**WHAT THE TASK REQUIRES:** Reproduce the listing exactly, with no pictures in your copy.
::: ROWS :::
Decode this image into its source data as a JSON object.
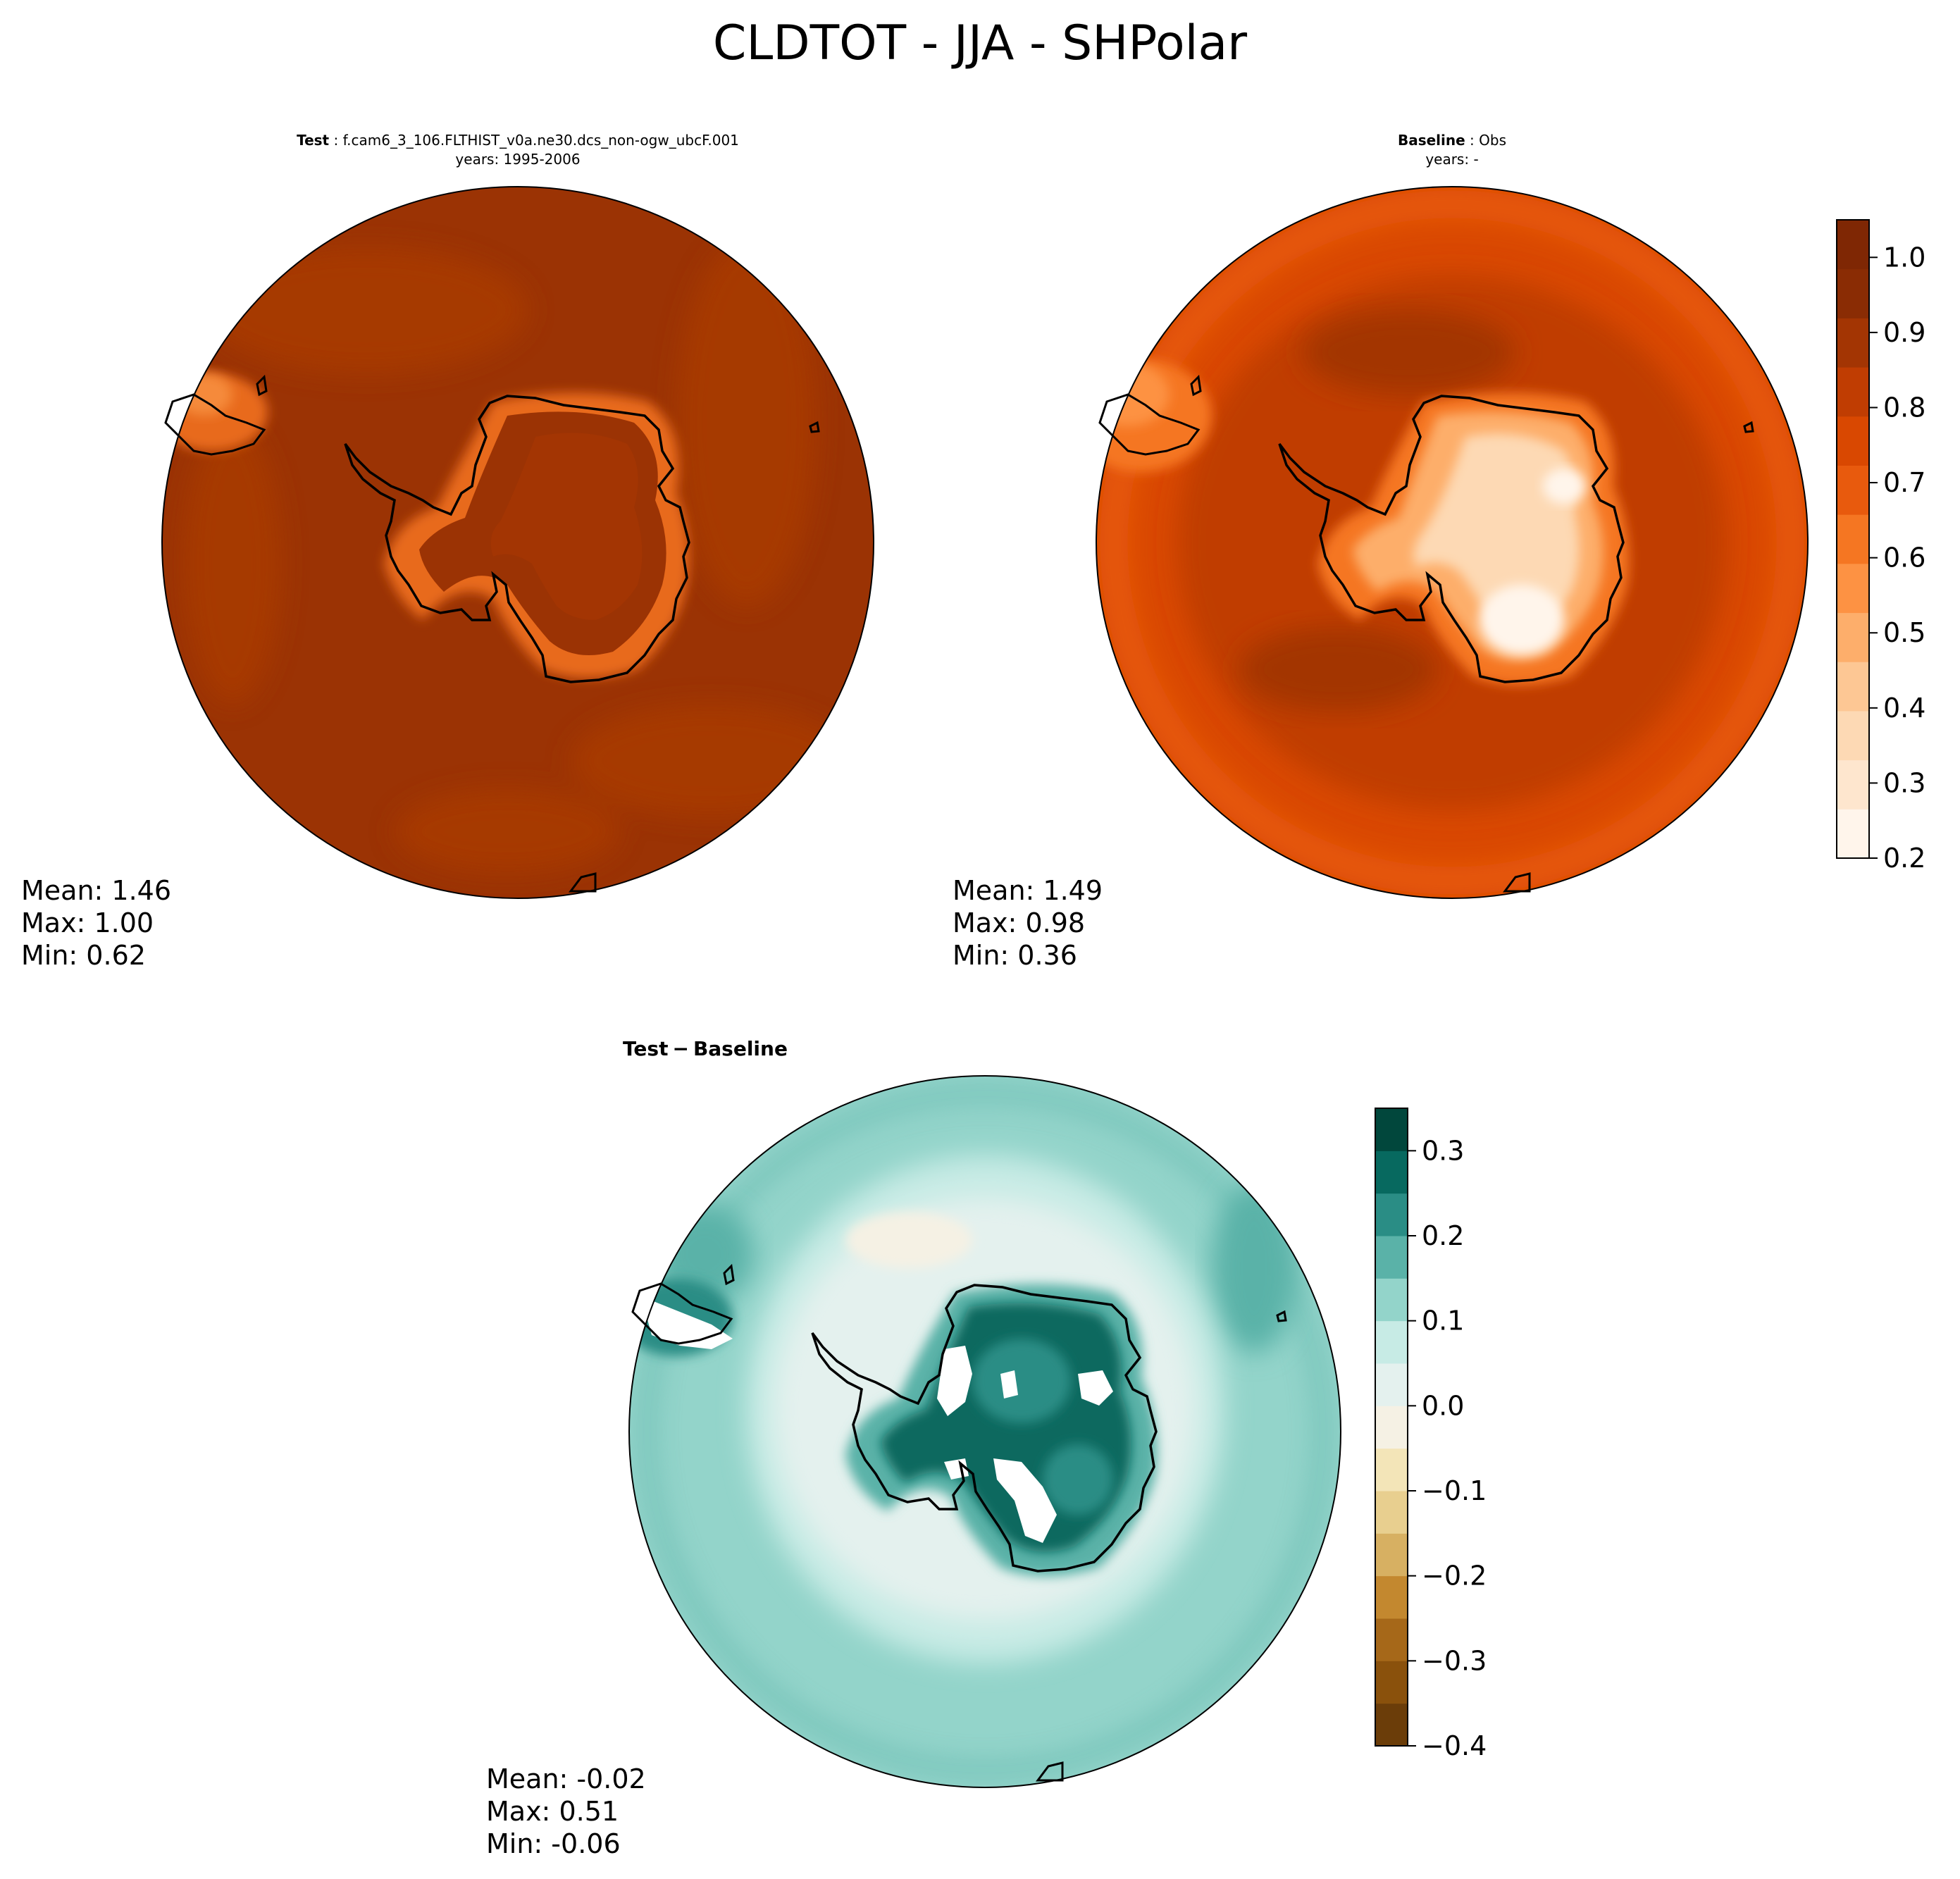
{
  "figure": {
    "suptitle": "CLDTOT - JJA - SHPolar"
  },
  "panels": {
    "test": {
      "label": "Test",
      "case": "f.cam6_3_106.FLTHIST_v0a.ne30.dcs_non-ogw_ubcF.001",
      "years": "years: 1995-2006",
      "stats": {
        "mean": "Mean:  1.46",
        "max": "Max:  1.00",
        "min": "Min:  0.62"
      }
    },
    "baseline": {
      "label": "Baseline",
      "case": "Obs",
      "years": "years: -",
      "stats": {
        "mean": "Mean:  1.49",
        "max": "Max:  0.98",
        "min": "Min:  0.36"
      }
    },
    "diff": {
      "title_a": "Test",
      "title_sep": "−",
      "title_b": "Baseline",
      "stats": {
        "mean": "Mean: -0.02",
        "max": "Max:  0.51",
        "min": "Min: -0.06"
      }
    }
  },
  "colorbars": {
    "main": {
      "ticks": [
        "0.2",
        "0.3",
        "0.4",
        "0.5",
        "0.6",
        "0.7",
        "0.8",
        "0.9",
        "1.0"
      ],
      "colors": [
        "#fff5eb",
        "#fee6ce",
        "#fdd9b4",
        "#fdc794",
        "#fdae6b",
        "#fd9243",
        "#f57622",
        "#e85a0d",
        "#d94801",
        "#c03d02",
        "#a33503",
        "#8a2c04",
        "#7f2704"
      ]
    },
    "diff": {
      "ticks": [
        "−0.4",
        "−0.3",
        "−0.2",
        "−0.1",
        "0.0",
        "0.1",
        "0.2",
        "0.3"
      ],
      "colors": [
        "#6b3d09",
        "#8a510c",
        "#a66819",
        "#c3882f",
        "#d7b062",
        "#e8cf8f",
        "#f3e5b8",
        "#f5f1e4",
        "#e4f1ee",
        "#c7ebe5",
        "#93d4ca",
        "#5ab2a8",
        "#2a8d85",
        "#07695f",
        "#01473c"
      ]
    }
  },
  "chart_data": [
    {
      "type": "heatmap",
      "title": "Test : f.cam6_3_106.FLTHIST_v0a.ne30.dcs_non-ogw_ubcF.001",
      "subtitle": "years: 1995-2006",
      "variable": "CLDTOT",
      "season": "JJA",
      "region": "SHPolar",
      "colorbar_range": [
        0.2,
        1.05
      ],
      "mean": 1.46,
      "max": 1.0,
      "min": 0.62
    },
    {
      "type": "heatmap",
      "title": "Baseline : Obs",
      "subtitle": "years: -",
      "variable": "CLDTOT",
      "season": "JJA",
      "region": "SHPolar",
      "colorbar_range": [
        0.2,
        1.05
      ],
      "mean": 1.49,
      "max": 0.98,
      "min": 0.36
    },
    {
      "type": "heatmap",
      "title": "Test − Baseline",
      "variable": "CLDTOT",
      "colorbar_range": [
        -0.4,
        0.35
      ],
      "mean": -0.02,
      "max": 0.51,
      "min": -0.06
    }
  ]
}
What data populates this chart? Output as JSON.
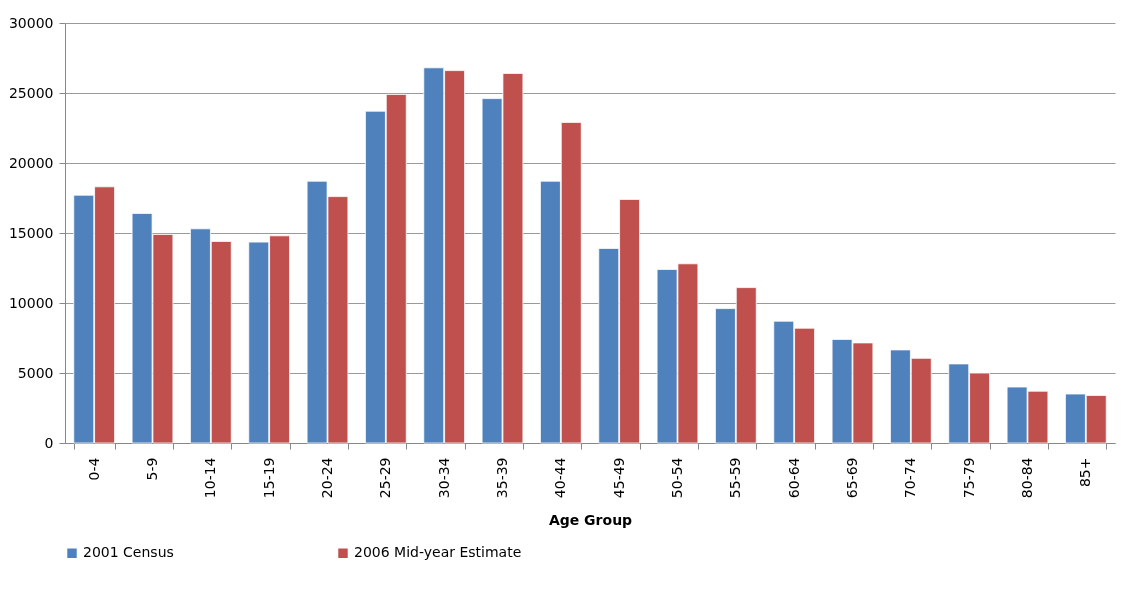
{
  "chart_data": {
    "type": "bar",
    "xlabel": "Age Group",
    "categories": [
      "0-4",
      "5-9",
      "10-14",
      "15-19",
      "20-24",
      "25-29",
      "30-34",
      "35-39",
      "40-44",
      "45-49",
      "50-54",
      "55-59",
      "60-64",
      "65-69",
      "70-74",
      "75-79",
      "80-84",
      "85+"
    ],
    "series": [
      {
        "name": "2001 Census",
        "color": "#4f81bd",
        "values": [
          17700,
          16400,
          15300,
          14350,
          18700,
          23700,
          26800,
          24600,
          18700,
          13900,
          12400,
          9600,
          8700,
          7400,
          6650,
          5650,
          4000,
          3500
        ]
      },
      {
        "name": "2006 Mid-year Estimate",
        "color": "#c0504d",
        "values": [
          18300,
          14900,
          14400,
          14800,
          17600,
          24900,
          26600,
          26400,
          22900,
          17400,
          12800,
          11100,
          8200,
          7150,
          6050,
          5000,
          3700,
          3400
        ]
      }
    ],
    "ylim": [
      0,
      30000
    ],
    "yticks": [
      0,
      5000,
      10000,
      15000,
      20000,
      25000,
      30000
    ],
    "grid": "y",
    "legend": "bottom"
  }
}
:::
**WRITTEN REPLY:**
Decode this image into its source data as a JSON object.
{
  "figure": {
    "suptitle": "CLDTOT - JJA - SHPolar"
  },
  "panels": {
    "test": {
      "label": "Test",
      "case": "f.cam6_3_106.FLTHIST_v0a.ne30.dcs_non-ogw_ubcF.001",
      "years": "years: 1995-2006",
      "stats": {
        "mean": "Mean:  1.46",
        "max": "Max:  1.00",
        "min": "Min:  0.62"
      }
    },
    "baseline": {
      "label": "Baseline",
      "case": "Obs",
      "years": "years: -",
      "stats": {
        "mean": "Mean:  1.49",
        "max": "Max:  0.98",
        "min": "Min:  0.36"
      }
    },
    "diff": {
      "title_a": "Test",
      "title_sep": "−",
      "title_b": "Baseline",
      "stats": {
        "mean": "Mean: -0.02",
        "max": "Max:  0.51",
        "min": "Min: -0.06"
      }
    }
  },
  "colorbars": {
    "main": {
      "ticks": [
        "0.2",
        "0.3",
        "0.4",
        "0.5",
        "0.6",
        "0.7",
        "0.8",
        "0.9",
        "1.0"
      ],
      "colors": [
        "#fff5eb",
        "#fee6ce",
        "#fdd9b4",
        "#fdc794",
        "#fdae6b",
        "#fd9243",
        "#f57622",
        "#e85a0d",
        "#d94801",
        "#c03d02",
        "#a33503",
        "#8a2c04",
        "#7f2704"
      ]
    },
    "diff": {
      "ticks": [
        "−0.4",
        "−0.3",
        "−0.2",
        "−0.1",
        "0.0",
        "0.1",
        "0.2",
        "0.3"
      ],
      "colors": [
        "#6b3d09",
        "#8a510c",
        "#a66819",
        "#c3882f",
        "#d7b062",
        "#e8cf8f",
        "#f3e5b8",
        "#f5f1e4",
        "#e4f1ee",
        "#c7ebe5",
        "#93d4ca",
        "#5ab2a8",
        "#2a8d85",
        "#07695f",
        "#01473c"
      ]
    }
  },
  "chart_data": [
    {
      "type": "heatmap",
      "title": "Test : f.cam6_3_106.FLTHIST_v0a.ne30.dcs_non-ogw_ubcF.001",
      "subtitle": "years: 1995-2006",
      "variable": "CLDTOT",
      "season": "JJA",
      "region": "SHPolar",
      "colorbar_range": [
        0.2,
        1.05
      ],
      "mean": 1.46,
      "max": 1.0,
      "min": 0.62
    },
    {
      "type": "heatmap",
      "title": "Baseline : Obs",
      "subtitle": "years: -",
      "variable": "CLDTOT",
      "season": "JJA",
      "region": "SHPolar",
      "colorbar_range": [
        0.2,
        1.05
      ],
      "mean": 1.49,
      "max": 0.98,
      "min": 0.36
    },
    {
      "type": "heatmap",
      "title": "Test − Baseline",
      "variable": "CLDTOT",
      "colorbar_range": [
        -0.4,
        0.35
      ],
      "mean": -0.02,
      "max": 0.51,
      "min": -0.06
    }
  ]
}
What data populates this chart? Output as JSON.
{
  "chart_data": {
    "type": "bar",
    "xlabel": "Age Group",
    "categories": [
      "0-4",
      "5-9",
      "10-14",
      "15-19",
      "20-24",
      "25-29",
      "30-34",
      "35-39",
      "40-44",
      "45-49",
      "50-54",
      "55-59",
      "60-64",
      "65-69",
      "70-74",
      "75-79",
      "80-84",
      "85+"
    ],
    "series": [
      {
        "name": "2001 Census",
        "color": "#4f81bd",
        "values": [
          17700,
          16400,
          15300,
          14350,
          18700,
          23700,
          26800,
          24600,
          18700,
          13900,
          12400,
          9600,
          8700,
          7400,
          6650,
          5650,
          4000,
          3500
        ]
      },
      {
        "name": "2006 Mid-year Estimate",
        "color": "#c0504d",
        "values": [
          18300,
          14900,
          14400,
          14800,
          17600,
          24900,
          26600,
          26400,
          22900,
          17400,
          12800,
          11100,
          8200,
          7150,
          6050,
          5000,
          3700,
          3400
        ]
      }
    ],
    "ylim": [
      0,
      30000
    ],
    "yticks": [
      0,
      5000,
      10000,
      15000,
      20000,
      25000,
      30000
    ],
    "grid": "y",
    "legend": "bottom"
  }
}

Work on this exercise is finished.